Element region entries:
■ ■ ■ ■ ■ ■ ■

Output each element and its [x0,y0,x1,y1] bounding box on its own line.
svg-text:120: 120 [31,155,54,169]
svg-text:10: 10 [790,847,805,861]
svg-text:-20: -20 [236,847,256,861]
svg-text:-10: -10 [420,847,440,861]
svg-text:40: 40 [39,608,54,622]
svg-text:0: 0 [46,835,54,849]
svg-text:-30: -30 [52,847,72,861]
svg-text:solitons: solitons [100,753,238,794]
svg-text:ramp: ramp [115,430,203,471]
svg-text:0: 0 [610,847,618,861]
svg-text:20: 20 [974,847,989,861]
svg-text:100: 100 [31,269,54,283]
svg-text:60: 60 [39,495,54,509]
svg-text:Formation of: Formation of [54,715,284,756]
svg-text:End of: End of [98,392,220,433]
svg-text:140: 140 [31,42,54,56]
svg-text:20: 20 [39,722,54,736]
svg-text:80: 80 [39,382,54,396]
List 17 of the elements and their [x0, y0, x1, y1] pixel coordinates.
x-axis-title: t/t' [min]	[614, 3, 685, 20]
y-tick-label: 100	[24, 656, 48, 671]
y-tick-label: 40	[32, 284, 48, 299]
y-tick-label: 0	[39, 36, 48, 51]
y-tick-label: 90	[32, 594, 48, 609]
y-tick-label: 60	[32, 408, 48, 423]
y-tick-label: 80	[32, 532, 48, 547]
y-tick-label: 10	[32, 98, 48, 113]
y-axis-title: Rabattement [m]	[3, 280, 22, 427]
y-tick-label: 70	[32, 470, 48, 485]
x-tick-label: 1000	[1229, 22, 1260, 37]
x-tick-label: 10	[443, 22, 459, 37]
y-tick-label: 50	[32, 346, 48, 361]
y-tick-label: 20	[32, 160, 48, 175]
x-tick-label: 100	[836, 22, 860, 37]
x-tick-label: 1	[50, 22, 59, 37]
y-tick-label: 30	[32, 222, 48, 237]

■ ■ ■ ■ ■ ■ ■

GIVEN INSTRUCTION: Copy every line of the entries above word for word, keeping each line unchanged.

FINISHED EXERCISE:
Output each element and its [x0,y0,x1,y1] bounding box on its own line.
svg-text:120: 120 [31,155,54,169]
svg-text:10: 10 [790,847,805,861]
svg-text:-20: -20 [236,847,256,861]
svg-text:-10: -10 [420,847,440,861]
svg-text:40: 40 [39,608,54,622]
svg-text:0: 0 [46,835,54,849]
svg-text:-30: -30 [52,847,72,861]
svg-text:solitons: solitons [100,753,238,794]
svg-text:ramp: ramp [115,430,203,471]
svg-text:0: 0 [610,847,618,861]
svg-text:20: 20 [974,847,989,861]
svg-text:100: 100 [31,269,54,283]
svg-text:60: 60 [39,495,54,509]
svg-text:Formation of: Formation of [54,715,284,756]
svg-text:End of: End of [98,392,220,433]
svg-text:140: 140 [31,42,54,56]
svg-text:20: 20 [39,722,54,736]
svg-text:80: 80 [39,382,54,396]
List 17 of the elements and their [x0, y0, x1, y1] pixel coordinates.
x-axis-title: t/t' [min]	[614, 3, 685, 20]
y-tick-label: 100	[24, 656, 48, 671]
y-tick-label: 40	[32, 284, 48, 299]
y-tick-label: 0	[39, 36, 48, 51]
y-tick-label: 90	[32, 594, 48, 609]
y-tick-label: 60	[32, 408, 48, 423]
y-tick-label: 80	[32, 532, 48, 547]
y-tick-label: 10	[32, 98, 48, 113]
y-axis-title: Rabattement [m]	[3, 280, 22, 427]
y-tick-label: 70	[32, 470, 48, 485]
x-tick-label: 1000	[1229, 22, 1260, 37]
x-tick-label: 10	[443, 22, 459, 37]
y-tick-label: 50	[32, 346, 48, 361]
y-tick-label: 20	[32, 160, 48, 175]
x-tick-label: 100	[836, 22, 860, 37]
x-tick-label: 1	[50, 22, 59, 37]
y-tick-label: 30	[32, 222, 48, 237]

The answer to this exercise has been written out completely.